◆ What the exercise asks
Pick out each line in the items below that contains the word "bottom", and copy those lines.

BEGIN Data extract

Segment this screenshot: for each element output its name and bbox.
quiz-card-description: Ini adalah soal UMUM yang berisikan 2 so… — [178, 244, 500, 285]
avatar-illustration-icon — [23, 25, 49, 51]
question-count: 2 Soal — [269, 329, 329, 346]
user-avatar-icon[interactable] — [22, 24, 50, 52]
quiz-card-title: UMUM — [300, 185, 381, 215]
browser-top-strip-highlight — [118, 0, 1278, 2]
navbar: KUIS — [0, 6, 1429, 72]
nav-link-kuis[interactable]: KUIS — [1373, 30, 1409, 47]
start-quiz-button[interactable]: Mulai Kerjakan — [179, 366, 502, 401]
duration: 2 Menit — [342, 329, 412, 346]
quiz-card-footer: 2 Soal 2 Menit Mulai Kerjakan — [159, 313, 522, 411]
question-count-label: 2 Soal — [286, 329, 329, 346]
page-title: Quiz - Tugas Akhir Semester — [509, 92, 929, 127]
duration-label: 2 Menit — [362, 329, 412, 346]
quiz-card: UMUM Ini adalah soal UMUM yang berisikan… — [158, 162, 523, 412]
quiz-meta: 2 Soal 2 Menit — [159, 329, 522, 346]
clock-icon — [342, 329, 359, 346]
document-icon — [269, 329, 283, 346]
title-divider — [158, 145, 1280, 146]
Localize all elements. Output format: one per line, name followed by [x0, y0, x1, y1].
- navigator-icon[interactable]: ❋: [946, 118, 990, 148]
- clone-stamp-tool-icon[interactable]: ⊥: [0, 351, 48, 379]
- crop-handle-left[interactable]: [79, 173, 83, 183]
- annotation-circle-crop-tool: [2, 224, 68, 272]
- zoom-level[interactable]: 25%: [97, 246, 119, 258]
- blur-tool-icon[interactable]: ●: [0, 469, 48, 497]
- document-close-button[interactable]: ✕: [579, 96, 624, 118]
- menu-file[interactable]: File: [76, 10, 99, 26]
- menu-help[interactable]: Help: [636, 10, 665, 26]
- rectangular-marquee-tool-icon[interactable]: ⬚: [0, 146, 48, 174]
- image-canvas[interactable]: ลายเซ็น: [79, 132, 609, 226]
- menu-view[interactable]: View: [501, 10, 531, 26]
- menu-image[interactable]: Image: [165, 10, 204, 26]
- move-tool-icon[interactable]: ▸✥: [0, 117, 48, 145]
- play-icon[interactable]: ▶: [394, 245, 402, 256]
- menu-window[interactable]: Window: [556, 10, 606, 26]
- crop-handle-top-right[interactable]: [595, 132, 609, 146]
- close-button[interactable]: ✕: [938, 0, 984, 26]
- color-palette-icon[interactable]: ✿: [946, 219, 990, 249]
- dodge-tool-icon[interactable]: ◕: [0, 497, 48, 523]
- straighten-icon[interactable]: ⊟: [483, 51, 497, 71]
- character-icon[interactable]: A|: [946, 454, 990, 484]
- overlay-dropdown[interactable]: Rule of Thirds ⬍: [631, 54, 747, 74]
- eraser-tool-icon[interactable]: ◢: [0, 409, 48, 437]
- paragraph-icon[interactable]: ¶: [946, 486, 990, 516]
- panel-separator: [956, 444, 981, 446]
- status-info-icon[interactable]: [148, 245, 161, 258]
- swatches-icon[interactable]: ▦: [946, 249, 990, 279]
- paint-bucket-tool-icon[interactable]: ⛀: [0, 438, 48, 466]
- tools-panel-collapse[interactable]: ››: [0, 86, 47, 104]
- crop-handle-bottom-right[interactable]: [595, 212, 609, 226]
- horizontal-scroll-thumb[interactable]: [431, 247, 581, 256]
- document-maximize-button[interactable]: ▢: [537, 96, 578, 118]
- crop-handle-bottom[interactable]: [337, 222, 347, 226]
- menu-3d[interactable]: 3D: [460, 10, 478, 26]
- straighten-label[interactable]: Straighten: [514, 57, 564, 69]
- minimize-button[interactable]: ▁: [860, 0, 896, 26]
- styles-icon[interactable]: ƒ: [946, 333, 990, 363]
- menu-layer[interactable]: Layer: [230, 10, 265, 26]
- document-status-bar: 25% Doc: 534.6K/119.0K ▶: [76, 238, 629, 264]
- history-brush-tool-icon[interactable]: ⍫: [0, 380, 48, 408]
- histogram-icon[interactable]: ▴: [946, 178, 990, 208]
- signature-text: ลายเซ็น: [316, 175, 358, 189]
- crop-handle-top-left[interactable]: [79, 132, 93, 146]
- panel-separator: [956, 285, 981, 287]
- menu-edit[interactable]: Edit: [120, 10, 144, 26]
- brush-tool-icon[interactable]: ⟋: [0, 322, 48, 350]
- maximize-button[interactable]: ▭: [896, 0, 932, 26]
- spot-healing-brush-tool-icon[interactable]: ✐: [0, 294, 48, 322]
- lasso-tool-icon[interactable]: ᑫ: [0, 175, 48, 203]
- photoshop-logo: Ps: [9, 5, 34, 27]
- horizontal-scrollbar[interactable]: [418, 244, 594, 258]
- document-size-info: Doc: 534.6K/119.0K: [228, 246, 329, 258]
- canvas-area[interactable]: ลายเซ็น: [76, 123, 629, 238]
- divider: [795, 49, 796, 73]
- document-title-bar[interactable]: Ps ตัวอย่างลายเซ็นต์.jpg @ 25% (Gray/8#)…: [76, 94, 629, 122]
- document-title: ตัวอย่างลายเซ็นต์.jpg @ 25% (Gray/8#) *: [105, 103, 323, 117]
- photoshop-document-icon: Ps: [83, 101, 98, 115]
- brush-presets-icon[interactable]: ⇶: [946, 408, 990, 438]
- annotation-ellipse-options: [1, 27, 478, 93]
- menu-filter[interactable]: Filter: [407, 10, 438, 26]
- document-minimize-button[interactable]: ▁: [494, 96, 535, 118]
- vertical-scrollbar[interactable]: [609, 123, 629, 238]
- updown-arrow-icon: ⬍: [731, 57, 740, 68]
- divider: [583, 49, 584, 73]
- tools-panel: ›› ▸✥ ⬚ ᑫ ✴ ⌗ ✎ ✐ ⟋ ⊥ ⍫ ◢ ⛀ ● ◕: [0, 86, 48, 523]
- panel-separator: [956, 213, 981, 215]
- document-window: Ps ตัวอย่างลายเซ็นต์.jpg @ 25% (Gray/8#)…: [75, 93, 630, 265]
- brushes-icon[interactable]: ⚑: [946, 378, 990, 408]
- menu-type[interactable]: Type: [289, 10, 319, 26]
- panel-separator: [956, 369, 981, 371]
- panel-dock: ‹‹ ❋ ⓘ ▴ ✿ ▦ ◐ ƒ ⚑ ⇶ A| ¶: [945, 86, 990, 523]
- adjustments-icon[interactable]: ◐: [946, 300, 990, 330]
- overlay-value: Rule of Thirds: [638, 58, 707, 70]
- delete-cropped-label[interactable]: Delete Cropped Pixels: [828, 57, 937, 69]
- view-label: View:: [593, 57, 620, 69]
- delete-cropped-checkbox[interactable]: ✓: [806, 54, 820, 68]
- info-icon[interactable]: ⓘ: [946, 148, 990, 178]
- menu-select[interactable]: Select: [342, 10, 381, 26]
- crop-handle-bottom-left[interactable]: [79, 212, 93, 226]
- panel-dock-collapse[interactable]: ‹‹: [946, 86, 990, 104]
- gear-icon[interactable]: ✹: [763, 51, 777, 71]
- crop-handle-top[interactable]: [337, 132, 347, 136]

END Data extract

◆ Completed task
- crop-handle-bottom-right[interactable]: [595, 212, 609, 226]
- crop-handle-bottom[interactable]: [337, 222, 347, 226]
- crop-handle-bottom-left[interactable]: [79, 212, 93, 226]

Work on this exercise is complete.